_Task data_.

========================================

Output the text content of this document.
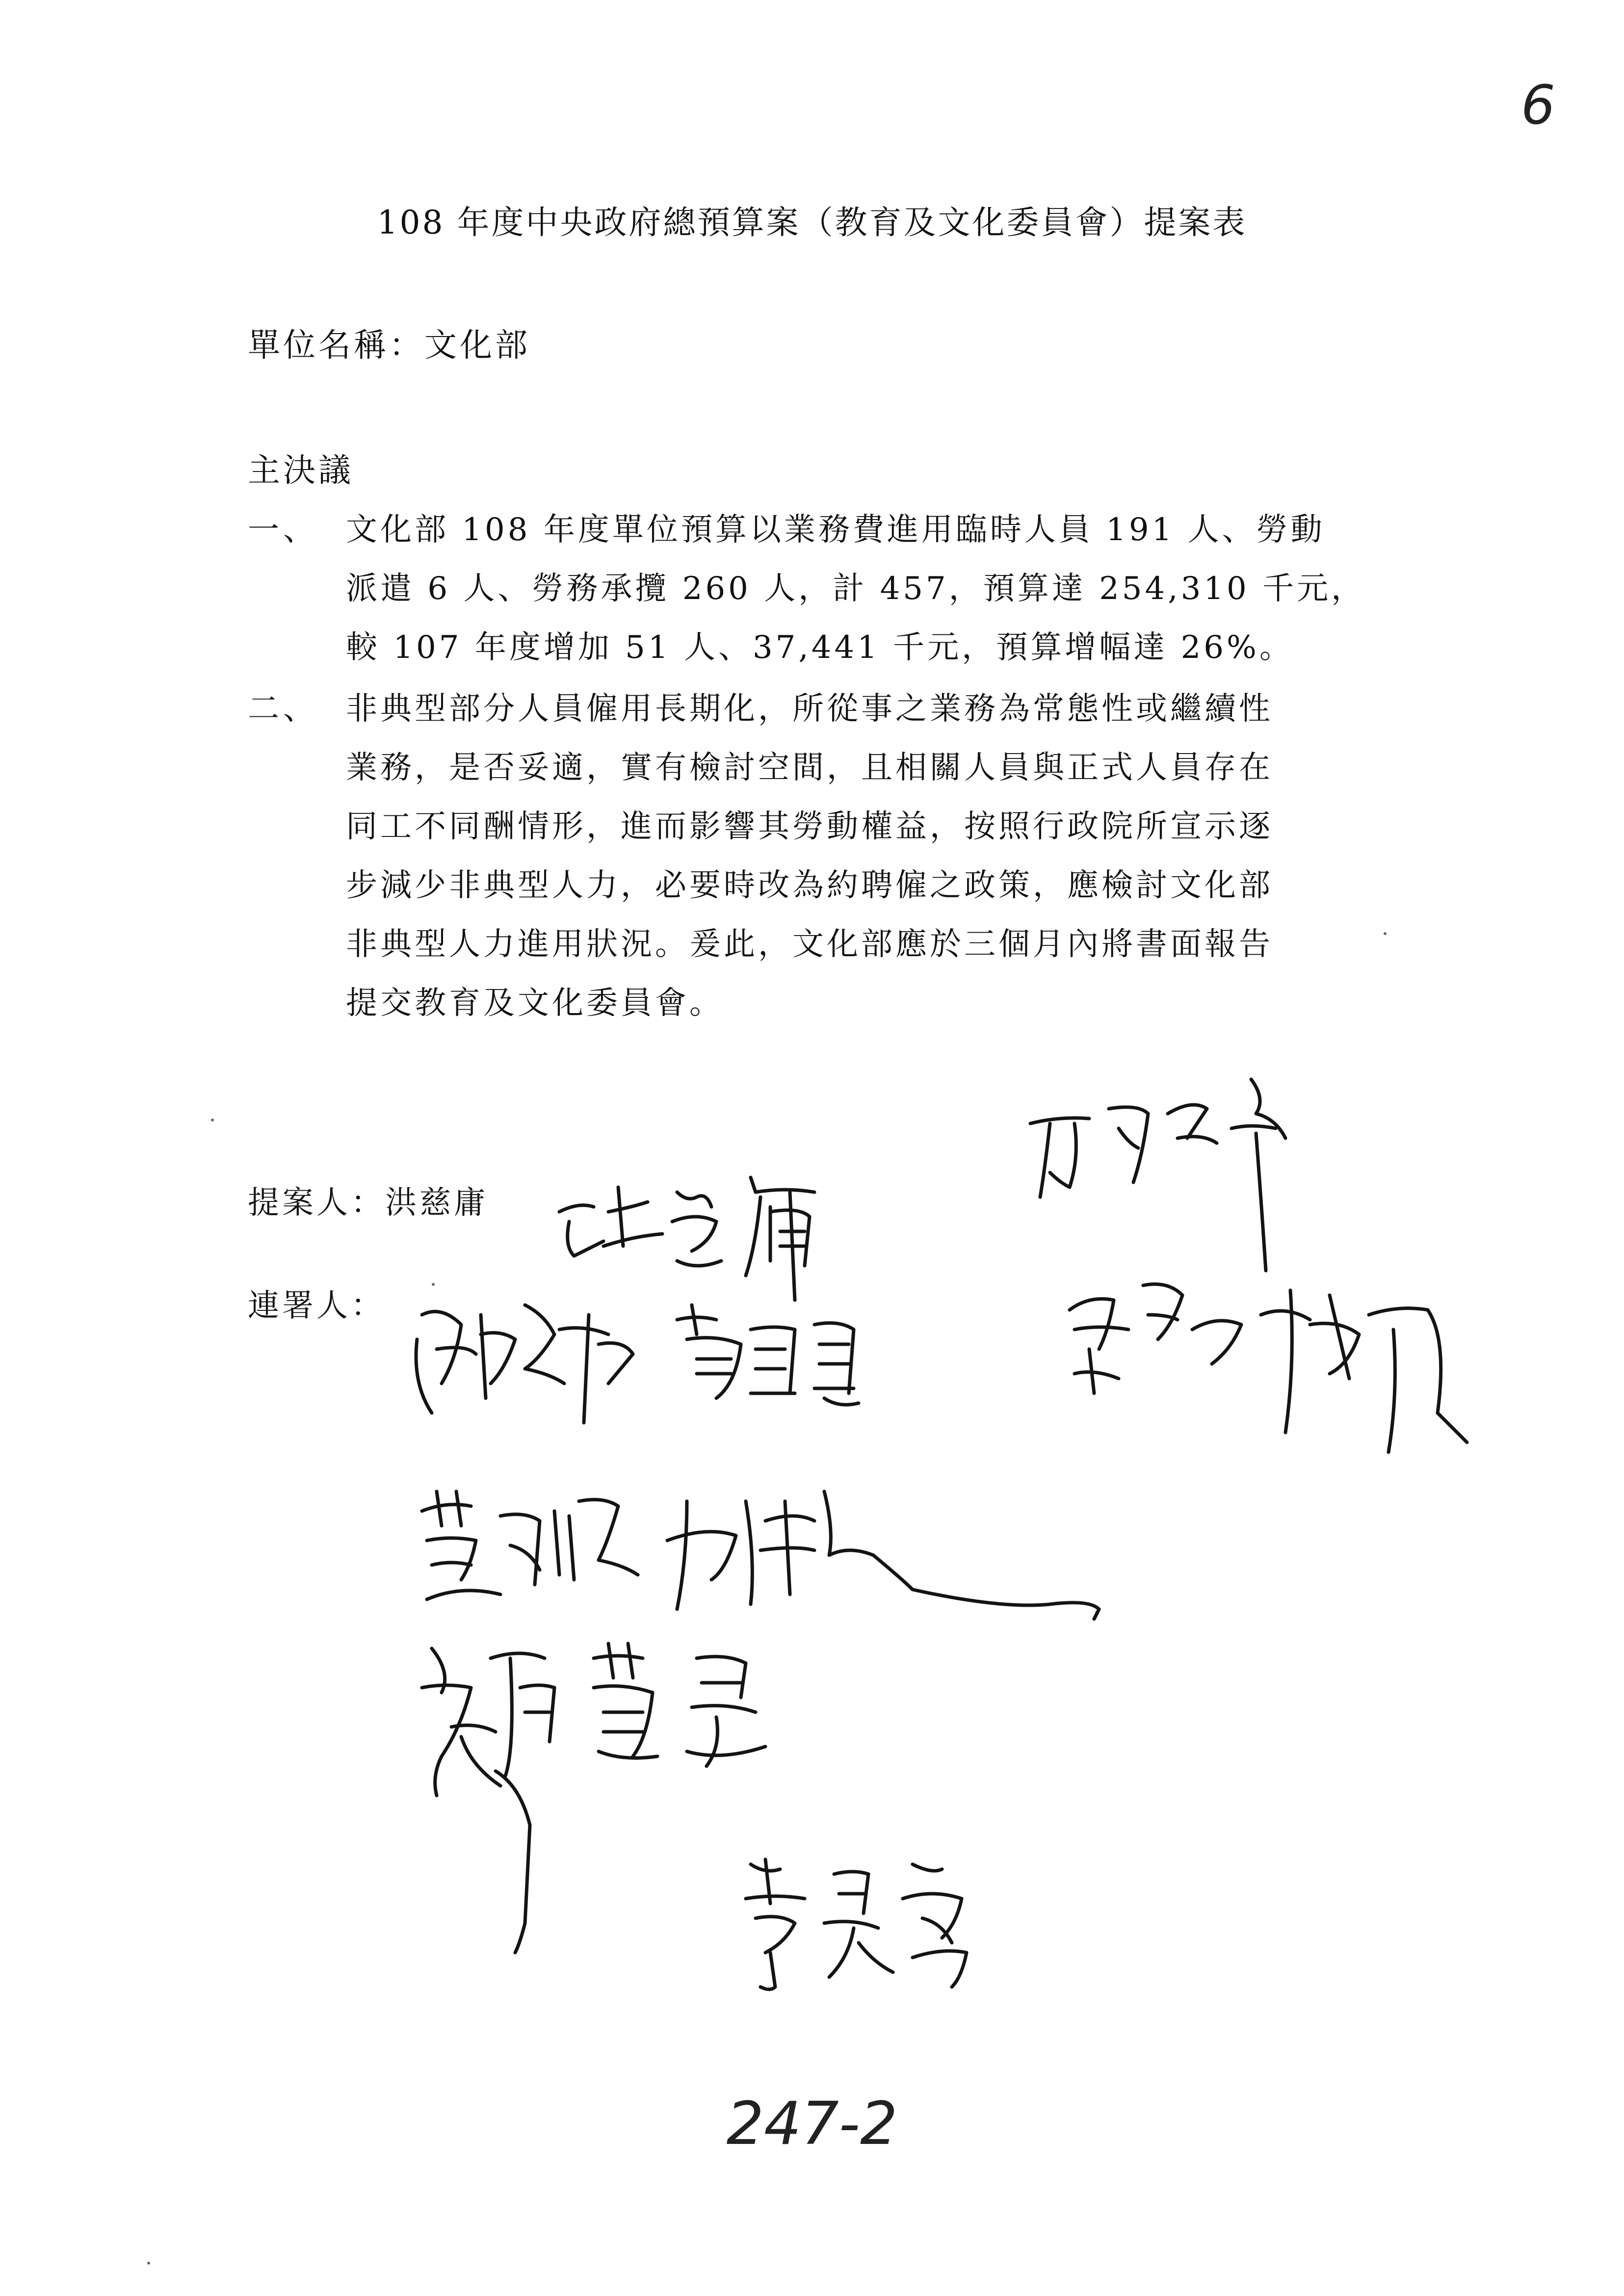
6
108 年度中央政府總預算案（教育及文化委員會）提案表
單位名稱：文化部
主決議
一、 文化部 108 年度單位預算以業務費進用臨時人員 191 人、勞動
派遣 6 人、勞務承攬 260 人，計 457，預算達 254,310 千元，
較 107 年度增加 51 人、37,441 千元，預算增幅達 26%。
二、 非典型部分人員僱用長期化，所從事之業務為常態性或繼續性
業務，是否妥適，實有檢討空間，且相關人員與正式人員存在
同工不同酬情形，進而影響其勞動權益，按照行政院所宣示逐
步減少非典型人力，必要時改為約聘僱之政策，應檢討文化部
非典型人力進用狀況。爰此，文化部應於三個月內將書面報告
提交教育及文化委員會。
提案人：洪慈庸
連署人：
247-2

========================================

Except for the pictures, copy every line of the records above exactly.

_Output for this task_.
Output the text content of this document.
6
108 年度中央政府總預算案（教育及文化委員會）提案表
單位名稱：文化部
主決議
一、 文化部 108 年度單位預算以業務費進用臨時人員 191 人、勞動
派遣 6 人、勞務承攬 260 人，計 457，預算達 254,310 千元，
較 107 年度增加 51 人、37,441 千元，預算增幅達 26%。
二、 非典型部分人員僱用長期化，所從事之業務為常態性或繼續性
業務，是否妥適，實有檢討空間，且相關人員與正式人員存在
同工不同酬情形，進而影響其勞動權益，按照行政院所宣示逐
步減少非典型人力，必要時改為約聘僱之政策，應檢討文化部
非典型人力進用狀況。爰此，文化部應於三個月內將書面報告
提交教育及文化委員會。
提案人：洪慈庸
連署人：
247-2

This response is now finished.